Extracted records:
○ ○ ○
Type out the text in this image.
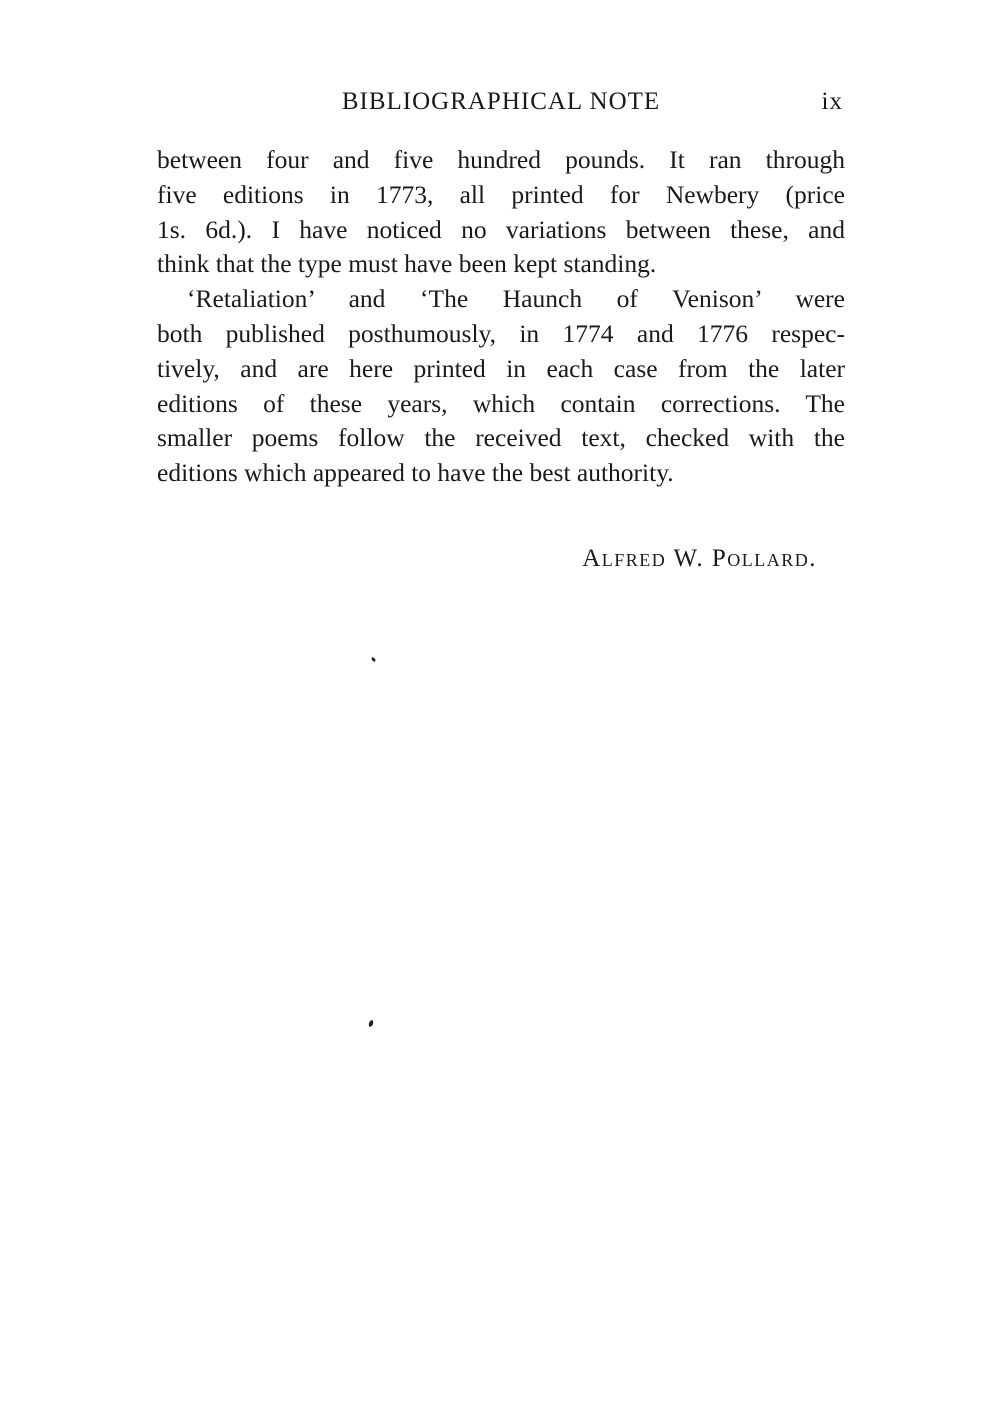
BIBLIOGRAPHICAL NOTE	ix
between four and five hundred pounds. It ran through
five editions in 1773, all printed for Newbery (price
1s. 6d.). I have noticed no variations between these, and
think that the type must have been kept standing.
‘Retaliation’ and ‘The Haunch of Venison’ were
both published posthumously, in 1774 and 1776 respec-
tively, and are here printed in each case from the later
editions of these years, which contain corrections. The
smaller poems follow the received text, checked with the
editions which appeared to have the best authority.
Alfred W. Pollard.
○ ○ ○
### [WHAT TO PRODUCE]
Write the entries above out again exactly, but not the pictures.

### [RESULT FOR THIS EXERCISE]
Type out the text in this image.
BIBLIOGRAPHICAL NOTE	ix
between four and five hundred pounds. It ran through
five editions in 1773, all printed for Newbery (price
1s. 6d.). I have noticed no variations between these, and
think that the type must have been kept standing.
‘Retaliation’ and ‘The Haunch of Venison’ were
both published posthumously, in 1774 and 1776 respec-
tively, and are here printed in each case from the later
editions of these years, which contain corrections. The
smaller poems follow the received text, checked with the
editions which appeared to have the best authority.
Alfred W. Pollard.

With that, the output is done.